# Exercise requirements
Transcribe all of the material exactly. Any picture in it should be left out.
"""
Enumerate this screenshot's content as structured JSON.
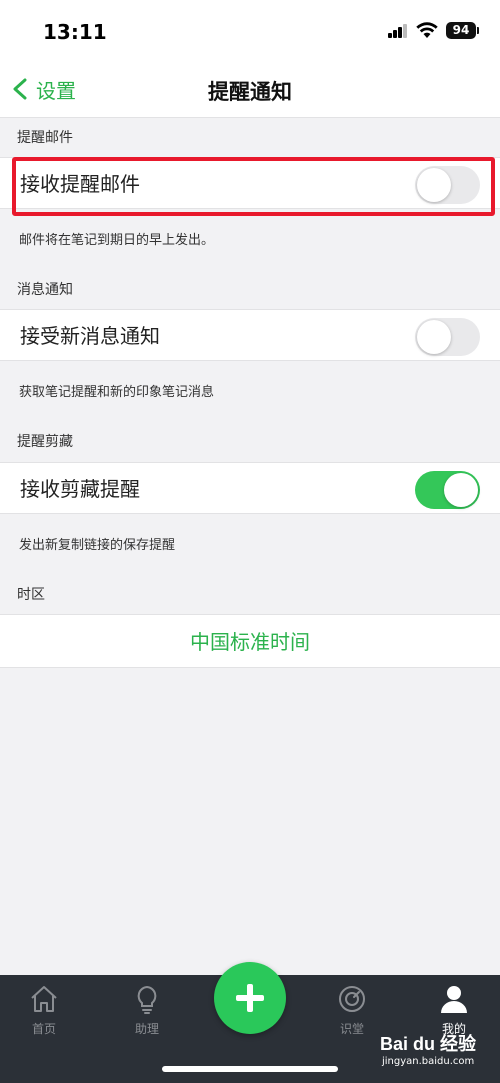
{
  "status_bar": {
    "time": "13:11",
    "battery": "94"
  },
  "nav": {
    "back_label": "设置",
    "title": "提醒通知"
  },
  "sections": [
    {
      "header": "提醒邮件",
      "row_label": "接收提醒邮件",
      "toggle_on": false,
      "footnote": "邮件将在笔记到期日的早上发出。",
      "highlighted": true
    },
    {
      "header": "消息通知",
      "row_label": "接受新消息通知",
      "toggle_on": false,
      "footnote": "获取笔记提醒和新的印象笔记消息"
    },
    {
      "header": "提醒剪藏",
      "row_label": "接收剪藏提醒",
      "toggle_on": true,
      "footnote": "发出新复制链接的保存提醒"
    }
  ],
  "timezone": {
    "header": "时区",
    "value": "中国标准时间"
  },
  "tab_bar": {
    "items": [
      {
        "label": "首页",
        "icon": "home-icon",
        "active": false
      },
      {
        "label": "助理",
        "icon": "lightbulb-icon",
        "active": false
      },
      {
        "label": "识堂",
        "icon": "compass-icon",
        "active": false
      },
      {
        "label": "我的",
        "icon": "person-icon",
        "active": true
      }
    ],
    "fab_icon": "plus-icon"
  },
  "watermark": {
    "logo": "Bai du 经验",
    "url": "jingyan.baidu.com"
  },
  "colors": {
    "accent_green": "#2bb24c",
    "toggle_on": "#34c759",
    "highlight_red": "#e8192c",
    "tab_bar_bg": "#2b3037"
  }
}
"""
# Answer to this exercise
Enumerate this screenshot's content as structured JSON.
{
  "status_bar": {
    "time": "13:11",
    "battery": "94"
  },
  "nav": {
    "back_label": "设置",
    "title": "提醒通知"
  },
  "sections": [
    {
      "header": "提醒邮件",
      "row_label": "接收提醒邮件",
      "toggle_on": false,
      "footnote": "邮件将在笔记到期日的早上发出。",
      "highlighted": true
    },
    {
      "header": "消息通知",
      "row_label": "接受新消息通知",
      "toggle_on": false,
      "footnote": "获取笔记提醒和新的印象笔记消息"
    },
    {
      "header": "提醒剪藏",
      "row_label": "接收剪藏提醒",
      "toggle_on": true,
      "footnote": "发出新复制链接的保存提醒"
    }
  ],
  "timezone": {
    "header": "时区",
    "value": "中国标准时间"
  },
  "tab_bar": {
    "items": [
      {
        "label": "首页",
        "icon": "home-icon",
        "active": false
      },
      {
        "label": "助理",
        "icon": "lightbulb-icon",
        "active": false
      },
      {
        "label": "识堂",
        "icon": "compass-icon",
        "active": false
      },
      {
        "label": "我的",
        "icon": "person-icon",
        "active": true
      }
    ],
    "fab_icon": "plus-icon"
  },
  "watermark": {
    "logo": "Bai du 经验",
    "url": "jingyan.baidu.com"
  },
  "colors": {
    "accent_green": "#2bb24c",
    "toggle_on": "#34c759",
    "highlight_red": "#e8192c",
    "tab_bar_bg": "#2b3037"
  }
}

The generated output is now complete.